What this task involves: Check every line for the word "Sales" and give the number of lines where it occurs, nothing else.

Stored rows:
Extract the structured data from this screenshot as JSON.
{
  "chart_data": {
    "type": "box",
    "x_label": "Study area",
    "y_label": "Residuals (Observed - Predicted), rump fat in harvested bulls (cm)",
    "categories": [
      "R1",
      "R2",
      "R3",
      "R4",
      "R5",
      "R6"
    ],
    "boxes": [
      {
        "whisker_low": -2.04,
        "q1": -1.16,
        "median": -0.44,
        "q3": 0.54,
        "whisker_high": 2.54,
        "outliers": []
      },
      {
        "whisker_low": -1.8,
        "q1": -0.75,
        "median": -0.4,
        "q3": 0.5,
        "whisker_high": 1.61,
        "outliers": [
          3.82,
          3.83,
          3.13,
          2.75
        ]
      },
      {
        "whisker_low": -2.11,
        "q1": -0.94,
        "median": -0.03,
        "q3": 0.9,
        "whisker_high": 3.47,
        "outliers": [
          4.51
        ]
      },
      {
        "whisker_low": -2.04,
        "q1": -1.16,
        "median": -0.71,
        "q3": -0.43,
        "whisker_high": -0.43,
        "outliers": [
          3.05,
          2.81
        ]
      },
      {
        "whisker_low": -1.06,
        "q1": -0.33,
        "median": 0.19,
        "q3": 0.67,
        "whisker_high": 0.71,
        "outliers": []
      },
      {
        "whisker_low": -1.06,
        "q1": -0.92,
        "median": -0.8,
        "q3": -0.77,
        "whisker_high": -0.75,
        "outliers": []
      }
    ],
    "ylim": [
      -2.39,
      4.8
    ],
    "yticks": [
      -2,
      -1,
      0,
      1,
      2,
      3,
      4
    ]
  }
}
--
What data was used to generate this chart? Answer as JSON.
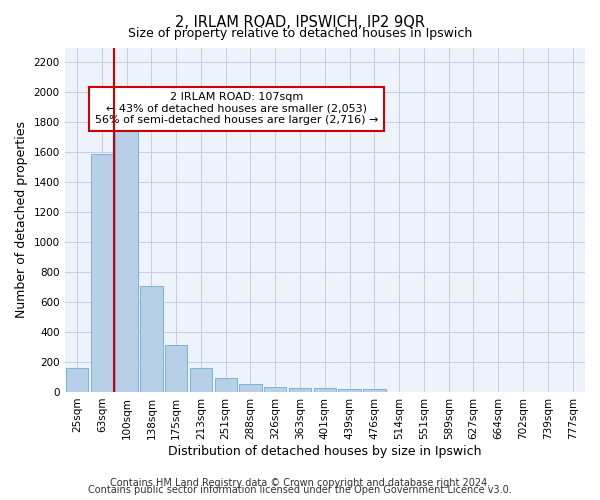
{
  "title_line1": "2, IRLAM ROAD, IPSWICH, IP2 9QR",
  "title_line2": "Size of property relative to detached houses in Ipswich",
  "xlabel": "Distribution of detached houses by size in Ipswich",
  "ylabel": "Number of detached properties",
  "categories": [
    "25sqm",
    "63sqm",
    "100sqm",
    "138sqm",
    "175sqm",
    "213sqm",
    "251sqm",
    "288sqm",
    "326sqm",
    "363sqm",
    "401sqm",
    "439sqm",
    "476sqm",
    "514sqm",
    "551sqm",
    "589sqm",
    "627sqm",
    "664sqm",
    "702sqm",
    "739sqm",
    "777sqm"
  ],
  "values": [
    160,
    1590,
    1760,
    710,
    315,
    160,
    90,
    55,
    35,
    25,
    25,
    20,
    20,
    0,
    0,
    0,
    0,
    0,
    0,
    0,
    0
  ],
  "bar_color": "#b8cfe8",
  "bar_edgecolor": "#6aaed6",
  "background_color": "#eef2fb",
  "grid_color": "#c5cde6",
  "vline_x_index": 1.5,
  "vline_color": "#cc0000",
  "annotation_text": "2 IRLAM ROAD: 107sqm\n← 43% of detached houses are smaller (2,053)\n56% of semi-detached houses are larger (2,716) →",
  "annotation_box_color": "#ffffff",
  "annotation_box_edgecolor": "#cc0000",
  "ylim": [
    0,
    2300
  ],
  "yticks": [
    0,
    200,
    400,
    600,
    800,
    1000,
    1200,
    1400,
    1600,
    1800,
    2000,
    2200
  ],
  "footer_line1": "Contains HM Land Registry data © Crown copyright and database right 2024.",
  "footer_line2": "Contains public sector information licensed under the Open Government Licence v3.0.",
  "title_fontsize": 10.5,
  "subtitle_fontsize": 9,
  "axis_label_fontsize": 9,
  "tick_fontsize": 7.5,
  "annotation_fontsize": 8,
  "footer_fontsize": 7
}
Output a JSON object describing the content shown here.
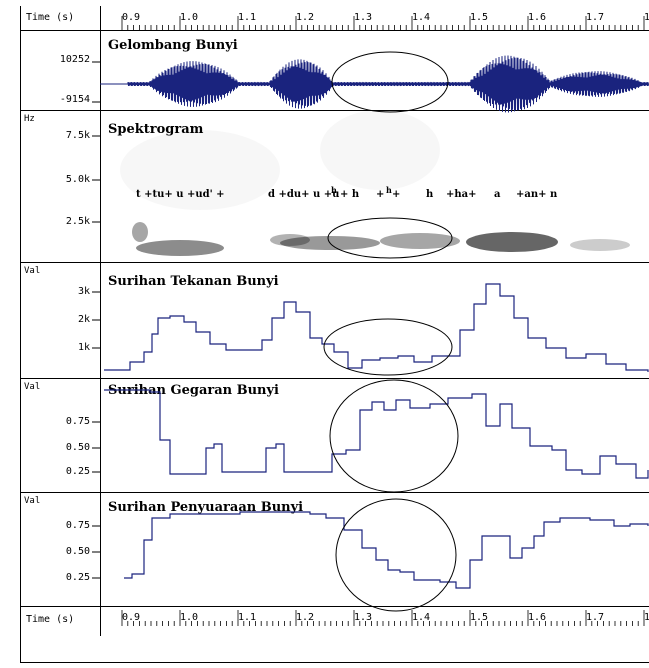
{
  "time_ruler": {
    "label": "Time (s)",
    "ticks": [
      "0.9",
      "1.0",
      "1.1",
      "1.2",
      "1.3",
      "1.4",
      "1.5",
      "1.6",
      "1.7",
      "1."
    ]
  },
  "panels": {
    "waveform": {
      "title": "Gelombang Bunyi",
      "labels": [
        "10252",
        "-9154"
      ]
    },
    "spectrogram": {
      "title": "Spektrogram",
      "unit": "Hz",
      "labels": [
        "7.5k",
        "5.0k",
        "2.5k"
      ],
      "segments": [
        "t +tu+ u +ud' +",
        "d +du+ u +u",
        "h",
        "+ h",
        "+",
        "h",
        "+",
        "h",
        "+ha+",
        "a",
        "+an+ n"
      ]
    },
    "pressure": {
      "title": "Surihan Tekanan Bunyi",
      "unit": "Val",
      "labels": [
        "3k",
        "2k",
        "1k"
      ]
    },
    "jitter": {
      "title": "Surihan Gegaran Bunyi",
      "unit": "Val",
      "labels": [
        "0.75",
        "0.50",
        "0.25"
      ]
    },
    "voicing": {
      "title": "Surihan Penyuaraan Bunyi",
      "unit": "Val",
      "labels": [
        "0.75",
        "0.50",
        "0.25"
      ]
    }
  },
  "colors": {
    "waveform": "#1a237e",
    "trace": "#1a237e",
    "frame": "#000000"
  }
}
--
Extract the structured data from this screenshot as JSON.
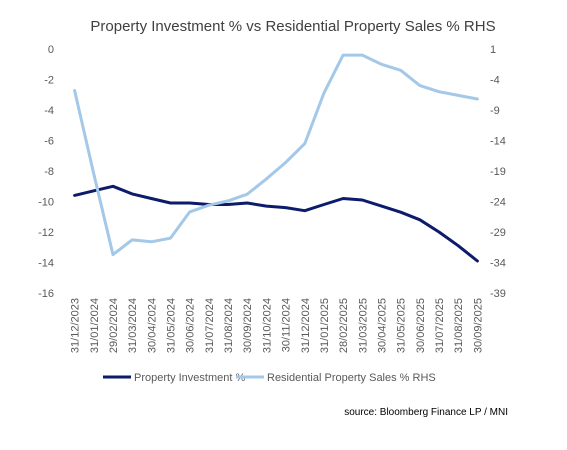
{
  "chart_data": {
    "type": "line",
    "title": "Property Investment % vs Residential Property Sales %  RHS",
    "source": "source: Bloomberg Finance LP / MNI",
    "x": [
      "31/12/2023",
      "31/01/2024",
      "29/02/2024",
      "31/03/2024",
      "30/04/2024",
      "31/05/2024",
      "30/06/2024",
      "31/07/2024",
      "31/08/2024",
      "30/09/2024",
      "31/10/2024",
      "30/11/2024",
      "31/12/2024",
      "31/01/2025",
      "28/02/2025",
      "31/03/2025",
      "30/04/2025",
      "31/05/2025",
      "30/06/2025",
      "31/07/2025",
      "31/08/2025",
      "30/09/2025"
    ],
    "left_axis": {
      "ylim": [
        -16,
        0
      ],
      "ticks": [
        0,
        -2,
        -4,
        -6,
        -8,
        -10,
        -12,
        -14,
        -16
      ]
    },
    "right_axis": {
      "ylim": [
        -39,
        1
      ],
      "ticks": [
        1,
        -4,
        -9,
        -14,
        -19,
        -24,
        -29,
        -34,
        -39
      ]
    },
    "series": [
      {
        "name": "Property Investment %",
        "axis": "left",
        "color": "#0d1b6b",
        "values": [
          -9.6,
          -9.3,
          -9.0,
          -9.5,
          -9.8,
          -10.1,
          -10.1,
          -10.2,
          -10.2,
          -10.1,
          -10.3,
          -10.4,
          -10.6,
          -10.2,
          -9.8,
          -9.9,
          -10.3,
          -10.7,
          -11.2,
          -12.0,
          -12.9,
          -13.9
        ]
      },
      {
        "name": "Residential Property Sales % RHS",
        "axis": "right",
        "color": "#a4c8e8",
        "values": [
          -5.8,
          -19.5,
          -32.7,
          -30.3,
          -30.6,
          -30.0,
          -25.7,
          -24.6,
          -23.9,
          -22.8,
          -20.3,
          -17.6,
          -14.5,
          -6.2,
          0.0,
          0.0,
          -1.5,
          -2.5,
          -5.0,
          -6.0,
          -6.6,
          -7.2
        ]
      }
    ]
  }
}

Reply: 2